**Objectives:**
A - In the "50s: Oddly Rural" passage, in what year did the family move to Eastbrook Ave?
B - From the "50s: Oddly Rural" passage, write out word for word the part that opens with the words containing "50s: Oddly Rural" and closes with "But still, rural.".
C - Using the "50s: Oddly Rural" passage, decide whether each statement agrees with it. Answer yes or no for each, and quote the words from the passage that settle it. (i) Permanente Creek flowed all year. (ii) Black Mountain was visible from the family's house. (iii) Loyola Elementary School was a one-mile bike ride away.

**Passage to read:**
━━━━━━━━━━━━━━━━━━━━

50s: Oddly Rural

In 1956, when I was eight, we moved from the flats up into the hills. To Eastbrook Ave. We moved from classic fifties suburb to rural, although less than four miles away.  Oddly rural. It was barely half a mile from the Los Altos Golf and Country Club, and a one-mile bike ride to Loyola Elementary School. Five miles to Main Street in Los Altos or to Castro Street in Mountain View. But still, rural. 

Eastbrook Avenue was then a one-lane, poorly paved private road that ran a few hundred yards from Mora Drive south southeast to Permanente Creek. It started in a small flat valley just about where the landscape started to rise to the west up to the crest of the coast range at Black Mountain. To the east was an open field of tall weeds, waist high to a kid, for maybe three hundred yards before it rose slightly to an orchard on a hill across the way. To the west, chaparral covered hills rose steeply from our back yard, to coast range tree-covered mountains topped beyond the horizon at Black Mountain, which we heard about, but couldn’t actually see. To our right, if we looked out on the field from our house, the road dropped sharply down a hill to an even smaller valley fed by Permanente Creek, a year-round creek that was never wider than five or ten feet, never deeper than a foot or so in its deepest pools, full of water spiders, frogs, in inch-long fish. There was a house on the other side of the street and down from us, riding the hill. And there were two houses at the bottom of the hill, near the creek. The hill that started in our back yard and dropped down to the creek 200 yards below was a small part of the famous San Andreas fault.

━━━━━━━━━━━━━━━━━━━━

**Record list:**
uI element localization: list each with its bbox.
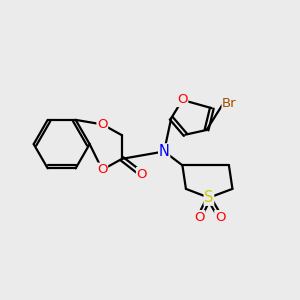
- Text: O: O: [177, 93, 188, 106]
- Text: N: N: [159, 144, 170, 159]
- Text: S: S: [204, 190, 214, 205]
- Text: O: O: [97, 163, 108, 176]
- Text: Br: Br: [222, 97, 237, 110]
- Text: O: O: [215, 211, 225, 224]
- Text: O: O: [97, 118, 108, 131]
- Text: O: O: [194, 211, 205, 224]
- Text: O: O: [136, 168, 147, 181]
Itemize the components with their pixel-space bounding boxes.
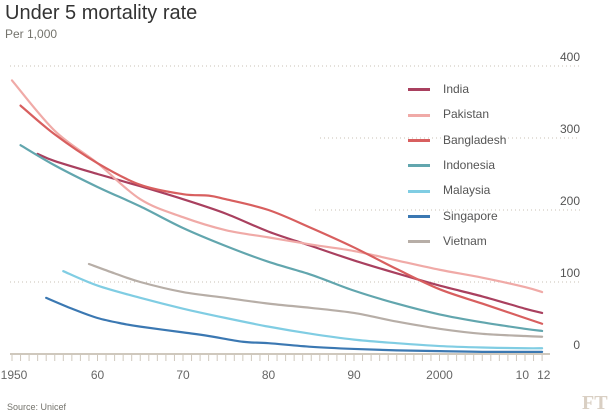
- chart-title: Under 5 mortality rate: [5, 2, 198, 24]
- x-tick-label: 80: [262, 368, 276, 382]
- series-line-indonesia: [19, 144, 544, 333]
- legend-label: Pakistan: [443, 107, 490, 122]
- legend-item-bangladesh: Bangladesh: [408, 133, 506, 147]
- y-tick-label: 200: [560, 194, 580, 208]
- legend-swatch: [408, 164, 430, 168]
- legend-swatch: [408, 240, 430, 244]
- x-tick-label: 60: [91, 368, 105, 382]
- legend-swatch: [408, 189, 430, 193]
- x-tick-label: 2000: [426, 368, 453, 382]
- legend-item-india: India: [408, 82, 469, 96]
- legend-item-singapore: Singapore: [408, 209, 498, 223]
- source-note: Source: Unicef: [7, 402, 67, 412]
- ft-logo: FT: [582, 392, 608, 414]
- legend-swatch: [408, 138, 430, 142]
- x-tick-label: 12: [537, 368, 551, 382]
- y-tick-label: 100: [560, 266, 580, 280]
- legend-swatch: [408, 113, 430, 117]
- series-line-singapore: [45, 296, 544, 353]
- legend-item-indonesia: Indonesia: [408, 158, 495, 172]
- legend-swatch: [408, 88, 430, 92]
- x-tick-label: 10: [516, 368, 530, 382]
- legend-label: Indonesia: [443, 157, 496, 172]
- legend-swatch: [408, 214, 430, 218]
- legend-label: Malaysia: [443, 183, 491, 198]
- legend-label: Singapore: [443, 208, 498, 223]
- x-tick-label: 90: [347, 368, 361, 382]
- legend-item-vietnam: Vietnam: [408, 234, 487, 248]
- y-tick-label: 400: [560, 50, 580, 64]
- series-line-vietnam: [87, 262, 544, 338]
- x-tick-label: 70: [176, 368, 190, 382]
- series-line-bangladesh: [19, 104, 544, 325]
- chart-subtitle: Per 1,000: [5, 27, 58, 41]
- legend-label: Vietnam: [443, 233, 487, 248]
- y-tick-label: 0: [573, 338, 580, 352]
- legend-item-malaysia: Malaysia: [408, 183, 490, 197]
- legend-label: Bangladesh: [443, 132, 507, 147]
- y-tick-label: 300: [560, 122, 580, 136]
- series-line-india: [36, 152, 544, 315]
- x-tick-label: 1950: [1, 368, 28, 382]
- legend-label: India: [443, 82, 470, 96]
- legend-item-pakistan: Pakistan: [408, 107, 489, 121]
- series-line-malaysia: [62, 270, 544, 350]
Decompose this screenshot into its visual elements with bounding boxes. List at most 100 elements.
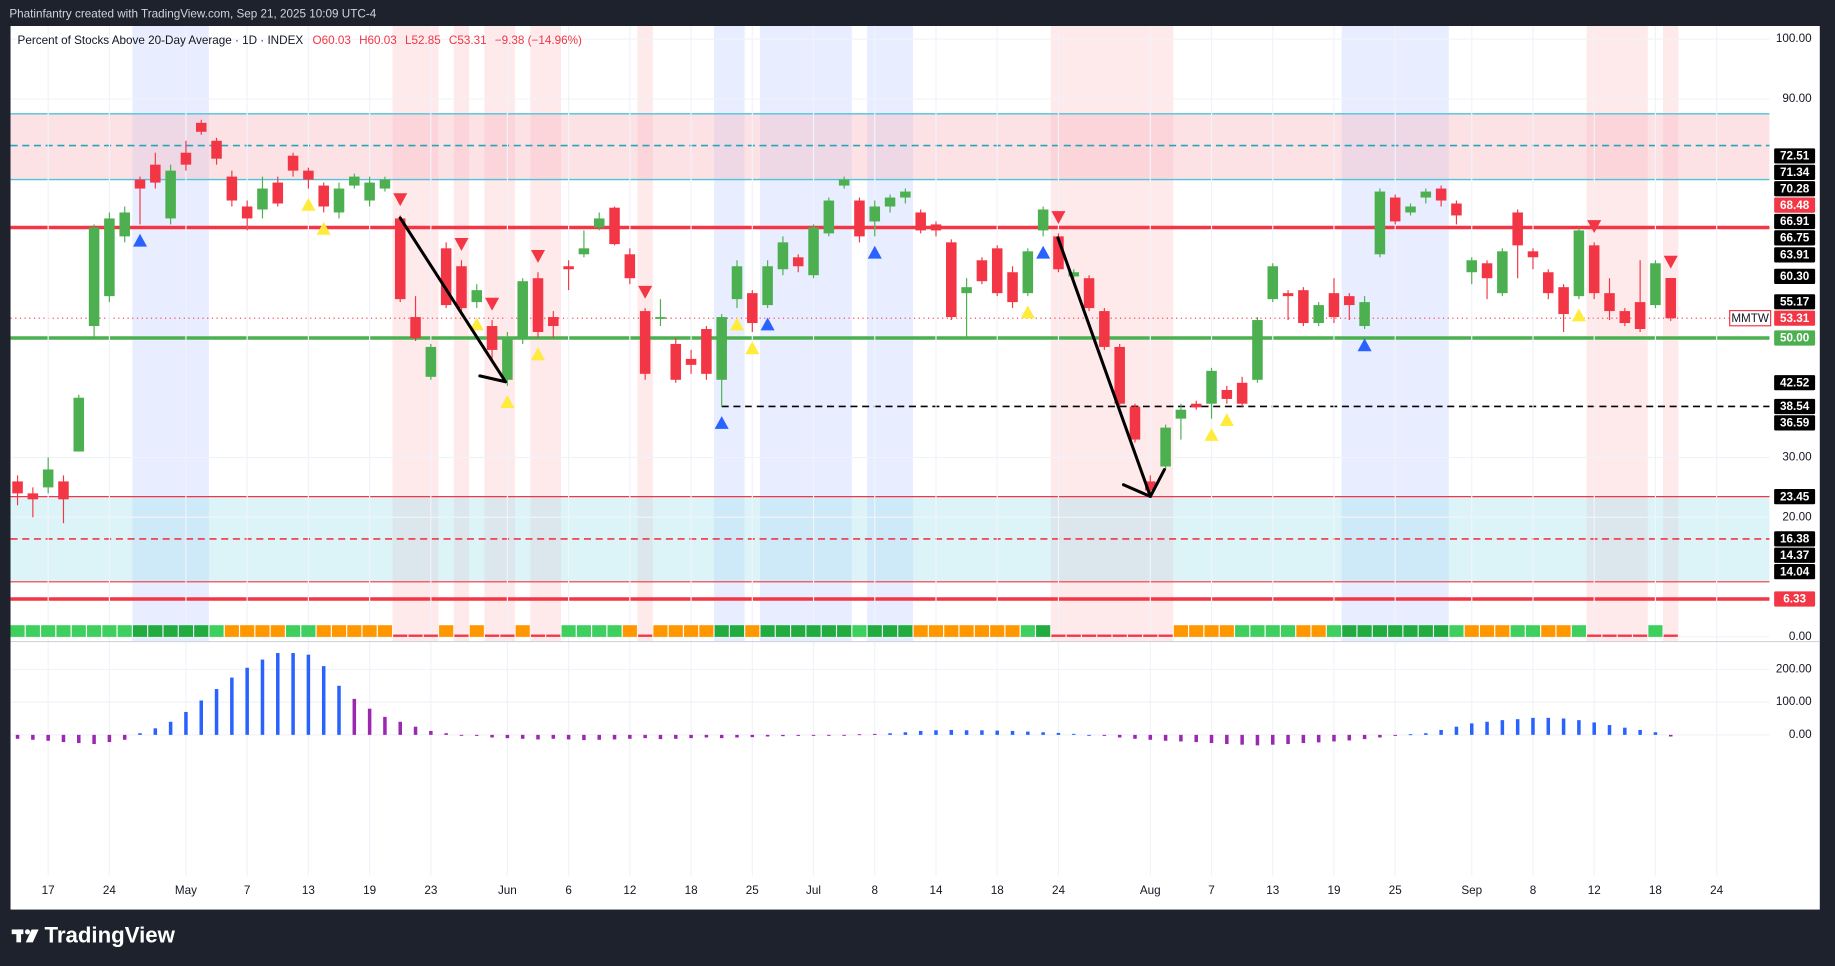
state-strip: [1204, 625, 1219, 637]
signal-triangle: [1571, 308, 1586, 322]
oscillator-bar: [367, 708, 372, 735]
x-tick-label: 18: [991, 884, 1004, 897]
state-strip: [102, 625, 117, 637]
state-strip: [377, 625, 392, 637]
state-strip: [607, 625, 622, 637]
candle-body: [1619, 311, 1631, 324]
candle-body: [1588, 245, 1600, 294]
state-strip: [959, 625, 974, 637]
state-strip: [1280, 625, 1296, 637]
x-tick-label: 12: [1588, 884, 1601, 897]
price-tag: MMTW: [1731, 312, 1769, 325]
y-tick-label: 90.00: [1782, 92, 1812, 105]
state-strip: [837, 625, 852, 637]
price-label-box: [1774, 294, 1816, 310]
price-label: 63.91: [1780, 249, 1810, 262]
oscillator-bar: [1270, 734, 1275, 745]
state-strip: [56, 625, 71, 637]
oscillator-bar: [765, 734, 770, 737]
oscillator-bar: [1194, 734, 1198, 743]
x-tick-label: 13: [302, 884, 315, 897]
oscillator-bar: [536, 734, 540, 740]
oscillator-bar: [980, 730, 984, 735]
logo-part: [25, 929, 39, 943]
oscillator-bar: [1454, 726, 1459, 735]
oscillator-bar: [15, 734, 20, 739]
marks: [10, 119, 1678, 746]
price-label-box: [1774, 310, 1816, 326]
oscillator-bar: [918, 730, 923, 735]
price-label: 38.54: [1780, 400, 1810, 413]
oscillator-bar: [597, 734, 601, 740]
oscillator-bar: [796, 734, 800, 736]
price-label-box: [1774, 398, 1816, 415]
candle-body: [394, 218, 406, 300]
oscillator-bar: [413, 726, 418, 735]
state-strip: [775, 625, 790, 637]
candle-body: [1145, 481, 1156, 491]
signal-triangle: [1051, 211, 1066, 225]
oscillator-bar: [1500, 720, 1505, 735]
state-strip: [485, 634, 500, 637]
state-strip: [867, 625, 882, 637]
signal-triangle: [760, 317, 775, 331]
state-strip: [439, 625, 454, 637]
signal-triangle: [1587, 220, 1602, 233]
state-strip: [944, 625, 959, 637]
state-strip: [1158, 634, 1173, 637]
oscillator-bar: [658, 734, 663, 740]
price-label-box: [1774, 489, 1816, 505]
state-strip: [1449, 625, 1464, 637]
state-strip: [286, 625, 301, 637]
state-strip: [1127, 634, 1143, 637]
candle-body: [379, 179, 391, 189]
state-strip: [331, 625, 347, 637]
state-strip: [745, 625, 760, 637]
oscillator-bar: [1102, 734, 1107, 736]
oscillator-bar: [1209, 734, 1214, 744]
oscillator-bar: [1592, 722, 1596, 735]
symbol-title: Percent of Stocks Above 20-Day Average ·…: [18, 34, 304, 47]
oscillator-bar: [260, 659, 265, 735]
oscillator-bar: [214, 689, 219, 735]
candle-body: [1543, 272, 1554, 294]
candle-body: [1497, 251, 1508, 294]
ohlc-change: −9.38 (−14.96%): [495, 34, 582, 47]
oscillator-bar: [291, 653, 295, 735]
candle-body: [211, 140, 222, 159]
zone: [10, 113, 1770, 180]
candle-body: [486, 326, 498, 350]
oscillator-bar: [1117, 734, 1122, 738]
oscillator-bar: [873, 733, 877, 735]
oscillator-bar: [1623, 727, 1627, 735]
candle-body: [731, 266, 743, 300]
state-strip: [515, 625, 530, 637]
state-strip: [454, 634, 469, 637]
state-strip: [913, 625, 928, 637]
candle-body: [1298, 290, 1309, 324]
candle-body: [318, 185, 329, 207]
candle-body: [1466, 260, 1478, 273]
oscillator-bar: [1439, 729, 1443, 735]
oscillator-bar: [1469, 723, 1474, 735]
candle-body: [1221, 389, 1233, 399]
oscillator-bar: [995, 730, 999, 735]
candle-body: [1099, 311, 1110, 347]
oscillator-bar: [1041, 732, 1045, 735]
oscillator-bar: [92, 734, 96, 745]
signal-triangle: [1663, 255, 1678, 269]
candle-body: [1405, 206, 1416, 213]
oscillator-bar: [1255, 734, 1260, 746]
legend-header: Percent of Stocks Above 20-Day Average ·…: [18, 34, 582, 47]
state-strip: [806, 625, 821, 637]
candle-body: [1420, 191, 1432, 198]
candle-body: [792, 257, 804, 267]
signal-triangle: [393, 193, 408, 207]
candle-body: [716, 317, 727, 380]
state-strip: [255, 625, 270, 637]
oscillator-bar: [1362, 734, 1367, 740]
candle-body: [1022, 251, 1034, 294]
candle-body: [563, 266, 574, 270]
signal-triangle: [316, 221, 331, 235]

━━━━━━━━━━━━━━━━━━━━

**Results for the exercise:**
A - 1956

B -
50s: Oddly Rural

In 1956, when I was eight, we moved from the flats up into the hills. To Eastbrook Ave. We moved from classic fifties suburb to rural, although less than four miles away.  Oddly rural. It was barely half a mile from the Los Altos Golf and Country Club, and a one-mile bike ride to Loyola Elementary School. Five miles to Main Street in Los Altos or to Castro Street in Mountain View. But still, rural.

C -
(i) Yes: "a year-round creek that was never wider than five or ten feet"
(ii) No: "which we heard about, but couldn’t actually see"
(iii) Yes: "a one-mile bike ride to Loyola Elementary School"